Reproduce all of the data below without alteration; exclude every picture.

═══ Data listing ═══

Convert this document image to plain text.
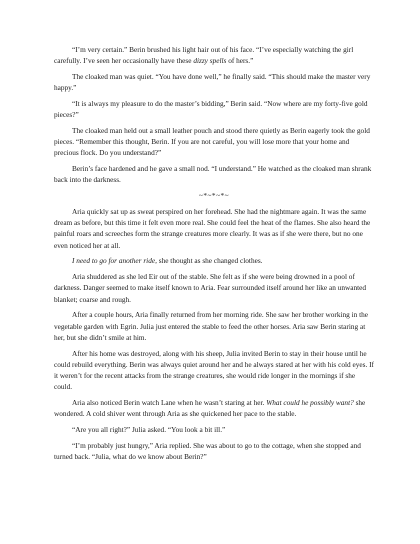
“I’m very certain.” Berin brushed his light hair out of his face. “I’ve especially watching the girl carefully. I’ve seen her occasionally have these dizzy spells of hers.”

The cloaked man was quiet. “You have done well,” he finally said. “This should make the master very happy.”

“It is always my pleasure to do the master’s bidding,” Berin said. “Now where are my forty-five gold pieces?”

The cloaked man held out a small leather pouch and stood there quietly as Berin eagerly took the gold pieces. “Remember this thought, Berin. If you are not careful, you will lose more that your home and precious flock. Do you understand?”

Berin’s face hardened and he gave a small nod. “I understand.” He watched as the cloaked man shrank back into the darkness.

~*~*~*~

Aria quickly sat up as sweat perspired on her forehead. She had the nightmare again. It was the same dream as before, but this time it felt even more real. She could feel the heat of the flames. She also heard the painful roars and screeches form the strange creatures more clearly. It was as if she were there, but no one even noticed her at all.

I need to go for another ride, she thought as she changed clothes.

Aria shuddered as she led Eir out of the stable. She felt as if she were being drowned in a pool of darkness. Danger seemed to make itself known to Aria. Fear surrounded itself around her like an unwanted blanket; coarse and rough.

After a couple hours, Aria finally returned from her morning ride. She saw her brother working in the vegetable garden with Egrin. Julia just entered the stable to feed the other horses. Aria saw Berin staring at her, but she didn’t smile at him.

After his home was destroyed, along with his sheep, Julia invited Berin to stay in their house until he could rebuild everything. Berin was always quiet around her and he always stared at her with his cold eyes. If it weren’t for the recent attacks from the strange creatures, she would ride longer in the mornings if she could.

Aria also noticed Berin watch Lane when he wasn’t staring at her. What could he possibly want? she wondered. A cold shiver went through Aria as she quickened her pace to the stable.

“Are you all right?” Julia asked. “You look a bit ill.”

“I’m probably just hungry,” Aria replied. She was about to go to the cottage, when she stopped and turned back. “Julia, what do we know about Berin?”
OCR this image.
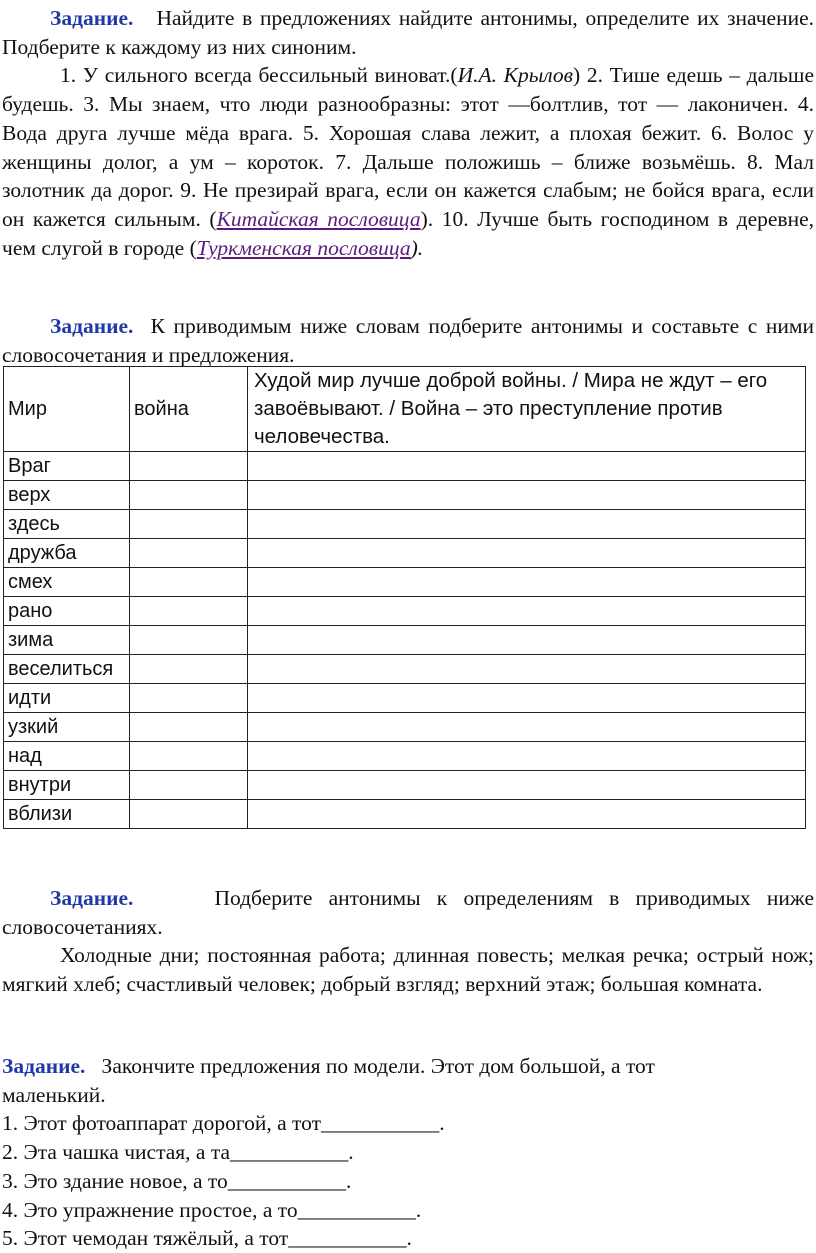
Задание. Найдите в предложениях найдите антонимы, определите их значение. Подберите к каждому из них синоним.

1. У сильного всегда бессильный виноват.(И.А. Крылов) 2. Тише едешь – дальше будешь. 3. Мы знаем, что люди разнообразны: этот —болтлив, тот — лаконичен. 4. Вода друга лучше мёда врага. 5. Хорошая слава лежит, а плохая бежит. 6. Волос у женщины долог, а ум – короток. 7. Дальше положишь – ближе возьмёшь. 8. Мал золотник да дорог. 9. Не презирай врага, если он кажется слабым; не бойся врага, если он кажется сильным. (Китайская пословица). 10. Лучше быть господином в деревне, чем слугой в городе (Туркменская пословица).

Задание. К приводимым ниже словам подберите антонимы и составьте с ними словосочетания и предложения.

Мир	война	Худой мир лучше доброй войны. / Мира не ждут – его завоёвывают. / Война – это преступление против человечества.
Враг		
верх		
здесь		
дружба		
смех		
рано		
зима		
веселиться		
идти		
узкий		
над		
внутри		
вблизи		

Задание.	Подберите антонимы к определениям в приводимых ниже словосочетаниях.

Холодные дни; постоянная работа; длинная повесть; мелкая речка; острый нож; мягкий хлеб; счастливый человек; добрый взгляд; верхний этаж; большая комната.

Задание. Закончите предложения по модели. Этот дом большой, а тот маленький.

1. Этот фотоаппарат дорогой, а тот___________.

2. Эта чашка чистая, а та___________.

3. Это здание новое, а то___________.

4. Это упражнение простое, а то___________.

5. Этот чемодан тяжёлый, а тот___________.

═══

● Exercise result
Convert this document image to plain text.
“I’m very certain.” Berin brushed his light hair out of his face. “I’ve especially watching the girl carefully. I’ve seen her occasionally have these dizzy spells of hers.”

The cloaked man was quiet. “You have done well,” he finally said. “This should make the master very happy.”

“It is always my pleasure to do the master’s bidding,” Berin said. “Now where are my forty-five gold pieces?”

The cloaked man held out a small leather pouch and stood there quietly as Berin eagerly took the gold pieces. “Remember this thought, Berin. If you are not careful, you will lose more that your home and precious flock. Do you understand?”

Berin’s face hardened and he gave a small nod. “I understand.” He watched as the cloaked man shrank back into the darkness.

~*~*~*~

Aria quickly sat up as sweat perspired on her forehead. She had the nightmare again. It was the same dream as before, but this time it felt even more real. She could feel the heat of the flames. She also heard the painful roars and screeches form the strange creatures more clearly. It was as if she were there, but no one even noticed her at all.

I need to go for another ride, she thought as she changed clothes.

Aria shuddered as she led Eir out of the stable. She felt as if she were being drowned in a pool of darkness. Danger seemed to make itself known to Aria. Fear surrounded itself around her like an unwanted blanket; coarse and rough.

After a couple hours, Aria finally returned from her morning ride. She saw her brother working in the vegetable garden with Egrin. Julia just entered the stable to feed the other horses. Aria saw Berin staring at her, but she didn’t smile at him.

After his home was destroyed, along with his sheep, Julia invited Berin to stay in their house until he could rebuild everything. Berin was always quiet around her and he always stared at her with his cold eyes. If it weren’t for the recent attacks from the strange creatures, she would ride longer in the mornings if she could.

Aria also noticed Berin watch Lane when he wasn’t staring at her. What could he possibly want? she wondered. A cold shiver went through Aria as she quickened her pace to the stable.

“Are you all right?” Julia asked. “You look a bit ill.”

“I’m probably just hungry,” Aria replied. She was about to go to the cottage, when she stopped and turned back. “Julia, what do we know about Berin?”
OCR this image.
Задание. Найдите в предложениях найдите антонимы, определите их значение. Подберите к каждому из них синоним.

1. У сильного всегда бессильный виноват.(И.А. Крылов) 2. Тише едешь – дальше будешь. 3. Мы знаем, что люди разнообразны: этот —болтлив, тот — лаконичен. 4. Вода друга лучше мёда врага. 5. Хорошая слава лежит, а плохая бежит. 6. Волос у женщины долог, а ум – короток. 7. Дальше положишь – ближе возьмёшь. 8. Мал золотник да дорог. 9. Не презирай врага, если он кажется слабым; не бойся врага, если он кажется сильным. (Китайская пословица). 10. Лучше быть господином в деревне, чем слугой в городе (Туркменская пословица).

Задание. К приводимым ниже словам подберите антонимы и составьте с ними словосочетания и предложения.

Мир	война	Худой мир лучше доброй войны. / Мира не ждут – его завоёвывают. / Война – это преступление против человечества.
Враг		
верх		
здесь		
дружба		
смех		
рано		
зима		
веселиться		
идти		
узкий		
над		
внутри		
вблизи		

Задание.	Подберите антонимы к определениям в приводимых ниже словосочетаниях.

Холодные дни; постоянная работа; длинная повесть; мелкая речка; острый нож; мягкий хлеб; счастливый человек; добрый взгляд; верхний этаж; большая комната.

Задание. Закончите предложения по модели. Этот дом большой, а тот маленький.

1. Этот фотоаппарат дорогой, а тот___________.

2. Эта чашка чистая, а та___________.

3. Это здание новое, а то___________.

4. Это упражнение простое, а то___________.

5. Этот чемодан тяжёлый, а тот___________.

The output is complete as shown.